Required work:
Tally the lines that contain "JSON" and report the total alone.

(Figure record extracts)
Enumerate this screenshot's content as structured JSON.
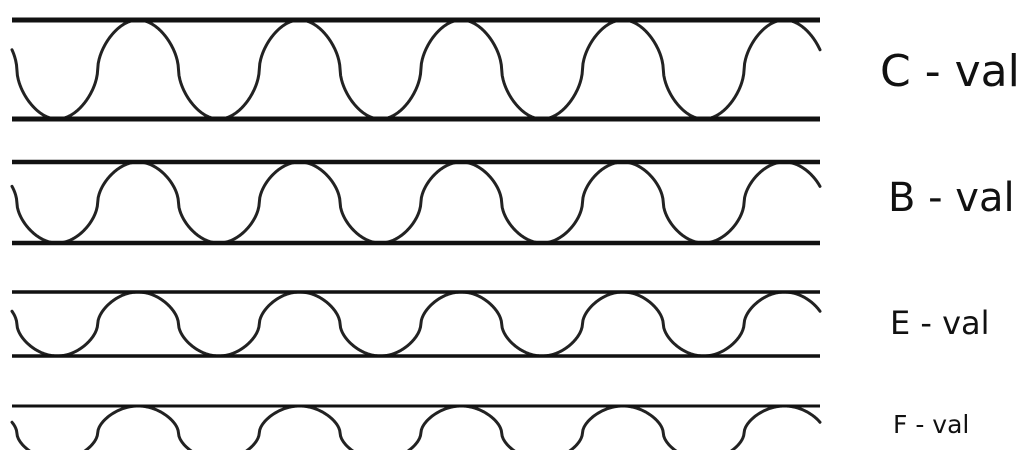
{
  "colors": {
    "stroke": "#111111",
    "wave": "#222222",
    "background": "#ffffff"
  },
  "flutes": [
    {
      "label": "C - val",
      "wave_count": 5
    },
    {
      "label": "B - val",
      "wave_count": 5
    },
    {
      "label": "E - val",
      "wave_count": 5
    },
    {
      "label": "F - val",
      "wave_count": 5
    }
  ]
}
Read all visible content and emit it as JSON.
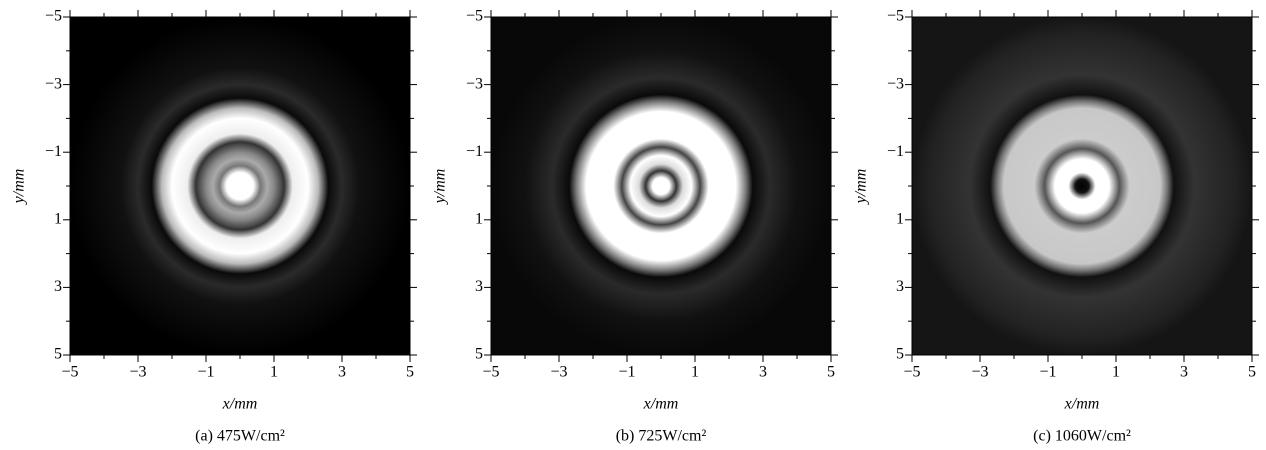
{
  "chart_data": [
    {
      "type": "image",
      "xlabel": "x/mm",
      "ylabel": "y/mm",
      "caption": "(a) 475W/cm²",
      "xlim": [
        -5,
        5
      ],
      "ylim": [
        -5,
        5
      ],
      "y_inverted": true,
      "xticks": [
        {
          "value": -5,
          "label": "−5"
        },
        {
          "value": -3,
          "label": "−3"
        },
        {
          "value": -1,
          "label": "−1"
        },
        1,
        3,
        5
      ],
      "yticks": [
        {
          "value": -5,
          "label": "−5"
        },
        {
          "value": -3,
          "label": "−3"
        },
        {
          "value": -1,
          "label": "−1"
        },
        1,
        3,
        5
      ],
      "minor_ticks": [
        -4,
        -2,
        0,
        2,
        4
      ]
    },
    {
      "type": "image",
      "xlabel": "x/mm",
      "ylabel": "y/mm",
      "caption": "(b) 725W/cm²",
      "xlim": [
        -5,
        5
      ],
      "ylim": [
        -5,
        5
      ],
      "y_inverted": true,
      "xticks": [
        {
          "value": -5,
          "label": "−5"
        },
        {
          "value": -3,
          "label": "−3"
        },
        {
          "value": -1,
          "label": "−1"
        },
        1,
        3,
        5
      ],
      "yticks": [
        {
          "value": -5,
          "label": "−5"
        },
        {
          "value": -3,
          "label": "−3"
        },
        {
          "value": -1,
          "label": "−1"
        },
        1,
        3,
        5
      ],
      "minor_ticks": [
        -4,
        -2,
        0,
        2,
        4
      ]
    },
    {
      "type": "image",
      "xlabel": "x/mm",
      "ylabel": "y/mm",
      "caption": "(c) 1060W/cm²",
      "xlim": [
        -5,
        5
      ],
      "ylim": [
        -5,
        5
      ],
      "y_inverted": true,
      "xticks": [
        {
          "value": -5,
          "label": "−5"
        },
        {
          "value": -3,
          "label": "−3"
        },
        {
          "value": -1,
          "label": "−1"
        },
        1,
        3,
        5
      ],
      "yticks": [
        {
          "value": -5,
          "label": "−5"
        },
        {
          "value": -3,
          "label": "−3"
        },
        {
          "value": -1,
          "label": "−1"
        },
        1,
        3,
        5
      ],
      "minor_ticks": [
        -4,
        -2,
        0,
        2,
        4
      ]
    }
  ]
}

Task response:
2